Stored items
____________

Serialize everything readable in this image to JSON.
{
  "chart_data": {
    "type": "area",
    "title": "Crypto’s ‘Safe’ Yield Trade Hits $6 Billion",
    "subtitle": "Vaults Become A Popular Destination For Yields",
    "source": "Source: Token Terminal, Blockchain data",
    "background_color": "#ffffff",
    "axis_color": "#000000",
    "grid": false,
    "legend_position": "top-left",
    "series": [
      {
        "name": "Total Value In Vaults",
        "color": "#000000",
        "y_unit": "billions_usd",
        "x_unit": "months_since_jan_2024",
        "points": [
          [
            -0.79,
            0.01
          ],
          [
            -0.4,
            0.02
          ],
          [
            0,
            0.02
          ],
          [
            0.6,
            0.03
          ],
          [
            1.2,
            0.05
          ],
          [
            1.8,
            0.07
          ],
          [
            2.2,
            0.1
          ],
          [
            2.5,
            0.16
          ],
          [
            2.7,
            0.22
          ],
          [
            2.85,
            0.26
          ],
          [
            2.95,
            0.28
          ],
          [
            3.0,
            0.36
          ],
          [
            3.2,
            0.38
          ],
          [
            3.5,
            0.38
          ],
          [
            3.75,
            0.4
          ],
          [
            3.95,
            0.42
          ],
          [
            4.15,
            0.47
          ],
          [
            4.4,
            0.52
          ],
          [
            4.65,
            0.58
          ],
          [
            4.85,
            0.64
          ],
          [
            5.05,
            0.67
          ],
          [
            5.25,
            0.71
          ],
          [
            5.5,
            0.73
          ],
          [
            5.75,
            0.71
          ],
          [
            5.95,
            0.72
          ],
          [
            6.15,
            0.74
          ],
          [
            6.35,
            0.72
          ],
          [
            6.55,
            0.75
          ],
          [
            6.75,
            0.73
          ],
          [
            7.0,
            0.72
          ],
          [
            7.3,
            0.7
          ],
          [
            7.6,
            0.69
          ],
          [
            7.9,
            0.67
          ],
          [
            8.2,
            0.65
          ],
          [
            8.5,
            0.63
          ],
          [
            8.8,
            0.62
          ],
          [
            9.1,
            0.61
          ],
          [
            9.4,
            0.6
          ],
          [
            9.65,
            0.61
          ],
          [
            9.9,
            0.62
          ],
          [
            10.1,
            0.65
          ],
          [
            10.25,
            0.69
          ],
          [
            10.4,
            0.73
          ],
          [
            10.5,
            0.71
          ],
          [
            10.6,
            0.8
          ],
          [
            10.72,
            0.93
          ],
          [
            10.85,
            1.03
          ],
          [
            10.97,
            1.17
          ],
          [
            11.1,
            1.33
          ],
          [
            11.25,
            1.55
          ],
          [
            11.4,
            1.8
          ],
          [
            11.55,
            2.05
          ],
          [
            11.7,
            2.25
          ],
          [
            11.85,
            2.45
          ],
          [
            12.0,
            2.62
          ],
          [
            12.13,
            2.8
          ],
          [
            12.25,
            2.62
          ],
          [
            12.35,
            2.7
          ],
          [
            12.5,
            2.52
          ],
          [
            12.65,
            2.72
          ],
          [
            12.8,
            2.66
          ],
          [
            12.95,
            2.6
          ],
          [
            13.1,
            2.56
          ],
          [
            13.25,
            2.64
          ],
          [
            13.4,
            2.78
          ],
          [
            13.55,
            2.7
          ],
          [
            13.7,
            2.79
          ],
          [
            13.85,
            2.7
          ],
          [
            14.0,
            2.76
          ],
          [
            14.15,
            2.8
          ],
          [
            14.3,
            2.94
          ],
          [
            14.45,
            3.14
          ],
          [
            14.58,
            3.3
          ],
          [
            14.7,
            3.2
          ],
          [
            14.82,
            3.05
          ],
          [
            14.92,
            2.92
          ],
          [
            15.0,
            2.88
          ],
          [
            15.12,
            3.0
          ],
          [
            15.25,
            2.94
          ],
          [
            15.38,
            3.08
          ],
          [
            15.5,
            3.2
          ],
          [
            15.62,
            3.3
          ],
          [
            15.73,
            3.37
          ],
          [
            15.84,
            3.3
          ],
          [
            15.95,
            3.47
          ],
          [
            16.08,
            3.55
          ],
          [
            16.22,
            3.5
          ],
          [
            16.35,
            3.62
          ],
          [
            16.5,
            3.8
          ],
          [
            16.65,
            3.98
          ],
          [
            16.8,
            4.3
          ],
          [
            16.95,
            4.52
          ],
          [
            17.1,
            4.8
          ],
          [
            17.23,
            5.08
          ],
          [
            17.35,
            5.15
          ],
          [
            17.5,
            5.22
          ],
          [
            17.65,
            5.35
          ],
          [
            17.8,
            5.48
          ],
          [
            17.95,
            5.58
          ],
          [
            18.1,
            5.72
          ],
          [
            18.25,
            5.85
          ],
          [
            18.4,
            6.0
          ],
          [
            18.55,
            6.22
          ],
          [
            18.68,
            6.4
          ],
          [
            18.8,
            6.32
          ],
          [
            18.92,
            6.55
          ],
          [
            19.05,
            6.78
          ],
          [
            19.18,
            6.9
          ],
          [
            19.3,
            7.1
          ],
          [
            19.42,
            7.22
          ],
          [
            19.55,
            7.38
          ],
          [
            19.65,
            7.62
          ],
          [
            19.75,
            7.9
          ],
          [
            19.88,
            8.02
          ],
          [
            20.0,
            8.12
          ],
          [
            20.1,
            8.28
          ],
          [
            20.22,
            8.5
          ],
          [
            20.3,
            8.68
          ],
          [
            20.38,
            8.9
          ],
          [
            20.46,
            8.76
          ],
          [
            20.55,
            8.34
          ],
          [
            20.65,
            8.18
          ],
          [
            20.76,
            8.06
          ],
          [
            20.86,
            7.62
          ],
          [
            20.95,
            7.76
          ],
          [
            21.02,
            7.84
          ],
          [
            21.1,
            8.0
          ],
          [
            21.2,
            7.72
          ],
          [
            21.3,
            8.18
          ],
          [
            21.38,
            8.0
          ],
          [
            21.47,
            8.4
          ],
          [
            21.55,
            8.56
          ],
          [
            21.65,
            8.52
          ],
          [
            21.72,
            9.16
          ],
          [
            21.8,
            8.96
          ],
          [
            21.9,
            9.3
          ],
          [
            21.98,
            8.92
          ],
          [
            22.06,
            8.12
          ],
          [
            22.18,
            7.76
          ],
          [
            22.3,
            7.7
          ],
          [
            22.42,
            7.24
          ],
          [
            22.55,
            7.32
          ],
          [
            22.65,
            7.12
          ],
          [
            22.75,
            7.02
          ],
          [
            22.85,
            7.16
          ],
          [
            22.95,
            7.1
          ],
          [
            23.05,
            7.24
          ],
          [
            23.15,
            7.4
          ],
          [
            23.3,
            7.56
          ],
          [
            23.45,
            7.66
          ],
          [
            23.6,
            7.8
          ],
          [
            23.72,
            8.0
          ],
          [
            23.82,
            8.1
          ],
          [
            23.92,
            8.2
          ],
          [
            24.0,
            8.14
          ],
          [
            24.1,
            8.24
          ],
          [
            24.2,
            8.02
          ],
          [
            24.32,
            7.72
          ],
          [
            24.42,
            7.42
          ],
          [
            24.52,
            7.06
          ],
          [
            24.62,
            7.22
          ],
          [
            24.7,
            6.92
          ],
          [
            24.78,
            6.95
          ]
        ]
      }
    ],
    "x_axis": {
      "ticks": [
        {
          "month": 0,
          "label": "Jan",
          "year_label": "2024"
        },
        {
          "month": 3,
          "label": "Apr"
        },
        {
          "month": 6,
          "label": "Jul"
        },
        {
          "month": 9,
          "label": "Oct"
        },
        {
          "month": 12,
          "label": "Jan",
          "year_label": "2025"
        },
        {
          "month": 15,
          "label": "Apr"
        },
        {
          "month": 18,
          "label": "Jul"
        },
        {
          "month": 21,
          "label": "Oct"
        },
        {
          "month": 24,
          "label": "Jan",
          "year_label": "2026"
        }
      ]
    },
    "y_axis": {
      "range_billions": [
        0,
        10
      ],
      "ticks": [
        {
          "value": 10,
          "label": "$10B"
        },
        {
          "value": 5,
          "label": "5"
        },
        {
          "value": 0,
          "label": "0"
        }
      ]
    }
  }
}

____________

◆ **Required task**
Look through the listing above and count the lines where the string "Vaults" appears. Report the number only.

◆ **Exercise solution**
2